DATA FOR THIS EXERCISE:
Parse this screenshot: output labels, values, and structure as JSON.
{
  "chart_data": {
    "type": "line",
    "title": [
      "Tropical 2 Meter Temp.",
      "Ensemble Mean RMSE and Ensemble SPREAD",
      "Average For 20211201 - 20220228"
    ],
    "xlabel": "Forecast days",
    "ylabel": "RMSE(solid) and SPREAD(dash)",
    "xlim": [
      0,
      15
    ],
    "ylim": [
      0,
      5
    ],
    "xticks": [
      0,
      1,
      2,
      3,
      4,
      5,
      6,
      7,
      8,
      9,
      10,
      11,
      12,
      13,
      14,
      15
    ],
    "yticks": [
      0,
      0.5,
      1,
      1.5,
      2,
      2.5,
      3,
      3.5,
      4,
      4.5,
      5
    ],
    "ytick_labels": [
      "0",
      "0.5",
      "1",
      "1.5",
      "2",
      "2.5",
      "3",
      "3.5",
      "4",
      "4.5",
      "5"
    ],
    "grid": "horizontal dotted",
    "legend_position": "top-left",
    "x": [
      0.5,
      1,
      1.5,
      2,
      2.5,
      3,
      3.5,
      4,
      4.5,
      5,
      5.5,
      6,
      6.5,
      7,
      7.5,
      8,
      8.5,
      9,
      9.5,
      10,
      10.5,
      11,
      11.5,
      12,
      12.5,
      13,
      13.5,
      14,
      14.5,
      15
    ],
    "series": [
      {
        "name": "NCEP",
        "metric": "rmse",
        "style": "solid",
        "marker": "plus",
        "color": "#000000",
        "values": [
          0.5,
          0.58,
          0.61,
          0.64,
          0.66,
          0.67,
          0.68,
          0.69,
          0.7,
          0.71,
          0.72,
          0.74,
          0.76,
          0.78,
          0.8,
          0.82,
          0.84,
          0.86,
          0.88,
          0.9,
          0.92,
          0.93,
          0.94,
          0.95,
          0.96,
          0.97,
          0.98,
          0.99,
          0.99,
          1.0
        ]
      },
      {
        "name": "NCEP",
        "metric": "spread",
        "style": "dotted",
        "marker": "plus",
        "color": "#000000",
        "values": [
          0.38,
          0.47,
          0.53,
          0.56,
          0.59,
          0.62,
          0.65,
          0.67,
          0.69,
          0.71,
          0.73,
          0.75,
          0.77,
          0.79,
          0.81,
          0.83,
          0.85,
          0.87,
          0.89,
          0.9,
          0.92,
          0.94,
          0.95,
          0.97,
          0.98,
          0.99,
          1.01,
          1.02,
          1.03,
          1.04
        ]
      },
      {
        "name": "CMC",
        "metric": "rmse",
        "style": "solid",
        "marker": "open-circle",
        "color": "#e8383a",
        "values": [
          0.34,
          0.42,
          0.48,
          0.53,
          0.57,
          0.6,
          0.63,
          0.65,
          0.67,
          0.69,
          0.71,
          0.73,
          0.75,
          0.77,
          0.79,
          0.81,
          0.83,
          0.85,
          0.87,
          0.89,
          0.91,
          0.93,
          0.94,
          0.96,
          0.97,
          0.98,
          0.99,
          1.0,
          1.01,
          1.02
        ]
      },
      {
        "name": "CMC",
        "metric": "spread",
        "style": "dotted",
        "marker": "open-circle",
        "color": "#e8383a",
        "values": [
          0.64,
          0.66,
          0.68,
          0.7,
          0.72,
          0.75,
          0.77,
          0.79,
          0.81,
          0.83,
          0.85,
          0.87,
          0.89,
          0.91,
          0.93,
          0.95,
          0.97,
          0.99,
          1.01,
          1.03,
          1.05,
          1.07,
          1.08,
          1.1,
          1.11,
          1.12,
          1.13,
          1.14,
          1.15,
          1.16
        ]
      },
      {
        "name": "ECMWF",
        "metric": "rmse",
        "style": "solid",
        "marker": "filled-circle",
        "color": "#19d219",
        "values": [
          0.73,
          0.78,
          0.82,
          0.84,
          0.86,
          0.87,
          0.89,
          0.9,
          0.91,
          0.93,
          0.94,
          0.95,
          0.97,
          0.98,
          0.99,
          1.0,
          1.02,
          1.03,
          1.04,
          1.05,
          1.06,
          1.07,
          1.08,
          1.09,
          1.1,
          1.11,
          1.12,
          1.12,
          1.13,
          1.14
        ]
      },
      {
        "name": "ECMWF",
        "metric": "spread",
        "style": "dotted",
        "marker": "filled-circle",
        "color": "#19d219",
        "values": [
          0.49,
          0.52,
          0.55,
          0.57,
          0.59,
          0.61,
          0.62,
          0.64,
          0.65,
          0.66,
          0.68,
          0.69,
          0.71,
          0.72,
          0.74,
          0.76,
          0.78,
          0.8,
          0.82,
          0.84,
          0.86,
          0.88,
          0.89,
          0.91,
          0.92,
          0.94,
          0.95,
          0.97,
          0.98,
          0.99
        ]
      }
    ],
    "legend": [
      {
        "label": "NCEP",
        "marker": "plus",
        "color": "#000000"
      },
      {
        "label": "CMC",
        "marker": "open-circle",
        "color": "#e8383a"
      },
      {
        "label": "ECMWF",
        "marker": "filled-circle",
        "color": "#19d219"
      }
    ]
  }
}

EXERCISE BRIEF:
Extract each line from the listing above, please, and repeat it exactly.

RIGHT ANSWER:
Parse this screenshot: output labels, values, and structure as JSON.
{
  "chart_data": {
    "type": "line",
    "title": [
      "Tropical 2 Meter Temp.",
      "Ensemble Mean RMSE and Ensemble SPREAD",
      "Average For 20211201 - 20220228"
    ],
    "xlabel": "Forecast days",
    "ylabel": "RMSE(solid) and SPREAD(dash)",
    "xlim": [
      0,
      15
    ],
    "ylim": [
      0,
      5
    ],
    "xticks": [
      0,
      1,
      2,
      3,
      4,
      5,
      6,
      7,
      8,
      9,
      10,
      11,
      12,
      13,
      14,
      15
    ],
    "yticks": [
      0,
      0.5,
      1,
      1.5,
      2,
      2.5,
      3,
      3.5,
      4,
      4.5,
      5
    ],
    "ytick_labels": [
      "0",
      "0.5",
      "1",
      "1.5",
      "2",
      "2.5",
      "3",
      "3.5",
      "4",
      "4.5",
      "5"
    ],
    "grid": "horizontal dotted",
    "legend_position": "top-left",
    "x": [
      0.5,
      1,
      1.5,
      2,
      2.5,
      3,
      3.5,
      4,
      4.5,
      5,
      5.5,
      6,
      6.5,
      7,
      7.5,
      8,
      8.5,
      9,
      9.5,
      10,
      10.5,
      11,
      11.5,
      12,
      12.5,
      13,
      13.5,
      14,
      14.5,
      15
    ],
    "series": [
      {
        "name": "NCEP",
        "metric": "rmse",
        "style": "solid",
        "marker": "plus",
        "color": "#000000",
        "values": [
          0.5,
          0.58,
          0.61,
          0.64,
          0.66,
          0.67,
          0.68,
          0.69,
          0.7,
          0.71,
          0.72,
          0.74,
          0.76,
          0.78,
          0.8,
          0.82,
          0.84,
          0.86,
          0.88,
          0.9,
          0.92,
          0.93,
          0.94,
          0.95,
          0.96,
          0.97,
          0.98,
          0.99,
          0.99,
          1.0
        ]
      },
      {
        "name": "NCEP",
        "metric": "spread",
        "style": "dotted",
        "marker": "plus",
        "color": "#000000",
        "values": [
          0.38,
          0.47,
          0.53,
          0.56,
          0.59,
          0.62,
          0.65,
          0.67,
          0.69,
          0.71,
          0.73,
          0.75,
          0.77,
          0.79,
          0.81,
          0.83,
          0.85,
          0.87,
          0.89,
          0.9,
          0.92,
          0.94,
          0.95,
          0.97,
          0.98,
          0.99,
          1.01,
          1.02,
          1.03,
          1.04
        ]
      },
      {
        "name": "CMC",
        "metric": "rmse",
        "style": "solid",
        "marker": "open-circle",
        "color": "#e8383a",
        "values": [
          0.34,
          0.42,
          0.48,
          0.53,
          0.57,
          0.6,
          0.63,
          0.65,
          0.67,
          0.69,
          0.71,
          0.73,
          0.75,
          0.77,
          0.79,
          0.81,
          0.83,
          0.85,
          0.87,
          0.89,
          0.91,
          0.93,
          0.94,
          0.96,
          0.97,
          0.98,
          0.99,
          1.0,
          1.01,
          1.02
        ]
      },
      {
        "name": "CMC",
        "metric": "spread",
        "style": "dotted",
        "marker": "open-circle",
        "color": "#e8383a",
        "values": [
          0.64,
          0.66,
          0.68,
          0.7,
          0.72,
          0.75,
          0.77,
          0.79,
          0.81,
          0.83,
          0.85,
          0.87,
          0.89,
          0.91,
          0.93,
          0.95,
          0.97,
          0.99,
          1.01,
          1.03,
          1.05,
          1.07,
          1.08,
          1.1,
          1.11,
          1.12,
          1.13,
          1.14,
          1.15,
          1.16
        ]
      },
      {
        "name": "ECMWF",
        "metric": "rmse",
        "style": "solid",
        "marker": "filled-circle",
        "color": "#19d219",
        "values": [
          0.73,
          0.78,
          0.82,
          0.84,
          0.86,
          0.87,
          0.89,
          0.9,
          0.91,
          0.93,
          0.94,
          0.95,
          0.97,
          0.98,
          0.99,
          1.0,
          1.02,
          1.03,
          1.04,
          1.05,
          1.06,
          1.07,
          1.08,
          1.09,
          1.1,
          1.11,
          1.12,
          1.12,
          1.13,
          1.14
        ]
      },
      {
        "name": "ECMWF",
        "metric": "spread",
        "style": "dotted",
        "marker": "filled-circle",
        "color": "#19d219",
        "values": [
          0.49,
          0.52,
          0.55,
          0.57,
          0.59,
          0.61,
          0.62,
          0.64,
          0.65,
          0.66,
          0.68,
          0.69,
          0.71,
          0.72,
          0.74,
          0.76,
          0.78,
          0.8,
          0.82,
          0.84,
          0.86,
          0.88,
          0.89,
          0.91,
          0.92,
          0.94,
          0.95,
          0.97,
          0.98,
          0.99
        ]
      }
    ],
    "legend": [
      {
        "label": "NCEP",
        "marker": "plus",
        "color": "#000000"
      },
      {
        "label": "CMC",
        "marker": "open-circle",
        "color": "#e8383a"
      },
      {
        "label": "ECMWF",
        "marker": "filled-circle",
        "color": "#19d219"
      }
    ]
  }
}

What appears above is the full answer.